** START Text provided **

Every year we wonder if smart appliances will make out of their test beds, and they don’t. Oh, there are a few connected and kind of smart appliances out there from LG, Samsung, GE, Wolf and Sub-Zero, but for smart appliances to truly take off and be able to cut their energy usage automatically, they need to be connected to a smart grid—and that’s still in development. We’re hoping that Smart Energy Protocol (SEP) 2.0, which should be finalized this year and makes it possible for utility data to be sent from a smart meter over a home’s network, will help spur rollouts of both the smart grid and smart appliances.

What’s in Store for 2013

• THE CLOUD. You may already be experimenting with cloud services, but next year we expect an increasing number of home electronics manufacturers to enable their products to be programmed, updated and managed via the cloud. You’ll need fewer and fewer hard drives at your house, as all your important information will be stored in a virtual locker where you can get at it anywhere, anytime. Read: The Future of Movie Servers and Services

• GESTURE & VOICE CONTROL. What once was considered a gimmick is making some real headway in the home. We’ve already seen TVs that can be operated via voice and gestures, and manufacturers of home control system are starting to add this functionality, too. Creative custom electronics (CE) professionals have even figured out a way to utilize the iPhone Siri app as a way to control a home’s lights,A/V equipment and other gear. 2013 might be the year command via voice and gesture finally starts to get real.

** END Text provided **

## Given exercise A
Reproduce the text on smart appliances and the home technology expected in 2013 word for word.

** START Input material **

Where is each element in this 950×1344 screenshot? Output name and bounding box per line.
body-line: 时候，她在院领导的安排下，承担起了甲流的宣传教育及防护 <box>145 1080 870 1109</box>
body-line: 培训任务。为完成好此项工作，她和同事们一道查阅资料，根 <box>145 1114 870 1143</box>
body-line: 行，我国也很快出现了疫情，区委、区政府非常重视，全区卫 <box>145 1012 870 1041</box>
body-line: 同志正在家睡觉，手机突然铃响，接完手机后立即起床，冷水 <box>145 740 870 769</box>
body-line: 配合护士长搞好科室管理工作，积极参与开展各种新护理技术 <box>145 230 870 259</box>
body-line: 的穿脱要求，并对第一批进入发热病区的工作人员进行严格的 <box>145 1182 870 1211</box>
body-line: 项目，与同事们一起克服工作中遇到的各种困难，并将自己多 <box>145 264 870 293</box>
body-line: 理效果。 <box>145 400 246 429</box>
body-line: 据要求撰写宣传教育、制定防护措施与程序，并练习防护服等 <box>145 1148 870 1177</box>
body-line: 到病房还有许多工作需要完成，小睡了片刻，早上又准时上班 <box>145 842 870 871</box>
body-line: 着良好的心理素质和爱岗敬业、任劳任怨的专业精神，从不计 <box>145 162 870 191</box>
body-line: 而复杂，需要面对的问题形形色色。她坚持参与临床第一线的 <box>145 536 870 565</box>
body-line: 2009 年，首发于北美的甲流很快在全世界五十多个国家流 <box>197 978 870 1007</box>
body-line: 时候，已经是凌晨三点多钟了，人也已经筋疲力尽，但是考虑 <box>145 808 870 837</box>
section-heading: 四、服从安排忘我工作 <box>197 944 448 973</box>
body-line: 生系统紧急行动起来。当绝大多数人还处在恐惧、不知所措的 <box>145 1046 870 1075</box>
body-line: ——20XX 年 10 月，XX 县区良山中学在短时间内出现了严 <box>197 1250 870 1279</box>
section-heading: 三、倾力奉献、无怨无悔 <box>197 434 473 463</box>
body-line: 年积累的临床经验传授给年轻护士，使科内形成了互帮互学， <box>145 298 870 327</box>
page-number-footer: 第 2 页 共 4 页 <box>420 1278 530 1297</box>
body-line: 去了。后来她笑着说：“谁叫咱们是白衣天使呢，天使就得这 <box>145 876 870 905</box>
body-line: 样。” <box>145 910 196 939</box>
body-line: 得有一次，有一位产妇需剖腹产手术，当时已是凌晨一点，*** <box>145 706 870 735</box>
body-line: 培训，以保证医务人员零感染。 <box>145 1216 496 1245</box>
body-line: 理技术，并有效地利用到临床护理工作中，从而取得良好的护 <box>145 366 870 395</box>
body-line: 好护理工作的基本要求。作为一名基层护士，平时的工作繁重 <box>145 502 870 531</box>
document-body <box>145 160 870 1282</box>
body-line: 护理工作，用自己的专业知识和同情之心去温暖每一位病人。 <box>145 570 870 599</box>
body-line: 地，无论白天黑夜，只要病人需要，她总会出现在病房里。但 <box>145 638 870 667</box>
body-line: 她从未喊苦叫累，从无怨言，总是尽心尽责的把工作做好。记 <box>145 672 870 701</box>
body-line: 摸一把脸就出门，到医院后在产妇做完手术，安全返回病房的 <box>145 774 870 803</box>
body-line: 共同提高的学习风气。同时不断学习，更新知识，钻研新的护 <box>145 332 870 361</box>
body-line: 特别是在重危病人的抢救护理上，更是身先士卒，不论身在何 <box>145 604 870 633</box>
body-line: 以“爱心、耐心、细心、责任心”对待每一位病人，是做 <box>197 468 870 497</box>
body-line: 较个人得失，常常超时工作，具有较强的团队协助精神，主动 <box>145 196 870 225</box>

** END Input material **

## Given exercise B
Write out the part of the listing that opens with its first line and closes with the line containing "body-line: 配合护士长搞好科室管理工作，积极参与开展各种新护理技术 <box>145". Include both ends and nothing else.

## Correct output A
Every year we wonder if smart appliances will make out of their test beds, and they don’t. Oh, there are a few connected and kind of smart appliances out there from LG, Samsung, GE, Wolf and Sub-Zero, but for smart appliances to truly take off and be able to cut their energy usage automatically, they need to be connected to a smart grid—and that’s still in development. We’re hoping that Smart Energy Protocol (SEP) 2.0, which should be finalized this year and makes it possible for utility data to be sent from a smart meter over a home’s network, will help spur rollouts of both the smart grid and smart appliances.

What’s in Store for 2013

• THE CLOUD. You may already be experimenting with cloud services, but next year we expect an increasing number of home electronics manufacturers to enable their products to be programmed, updated and managed via the cloud. You’ll need fewer and fewer hard drives at your house, as all your important information will be stored in a virtual locker where you can get at it anywhere, anytime. Read: The Future of Movie Servers and Services

• GESTURE & VOICE CONTROL. What once was considered a gimmick is making some real headway in the home. We’ve already seen TVs that can be operated via voice and gestures, and manufacturers of home control system are starting to add this functionality, too. Creative custom electronics (CE) professionals have even figured out a way to utilize the iPhone Siri app as a way to control a home’s lights,A/V equipment and other gear. 2013 might be the year command via voice and gesture finally starts to get real.

## Correct output B
Where is each element in this 950×1344 screenshot? Output name and bounding box per line.
body-line: 时候，她在院领导的安排下，承担起了甲流的宣传教育及防护 <box>145 1080 870 1109</box>
body-line: 培训任务。为完成好此项工作，她和同事们一道查阅资料，根 <box>145 1114 870 1143</box>
body-line: 行，我国也很快出现了疫情，区委、区政府非常重视，全区卫 <box>145 1012 870 1041</box>
body-line: 同志正在家睡觉，手机突然铃响，接完手机后立即起床，冷水 <box>145 740 870 769</box>
body-line: 配合护士长搞好科室管理工作，积极参与开展各种新护理技术 <box>145 230 870 259</box>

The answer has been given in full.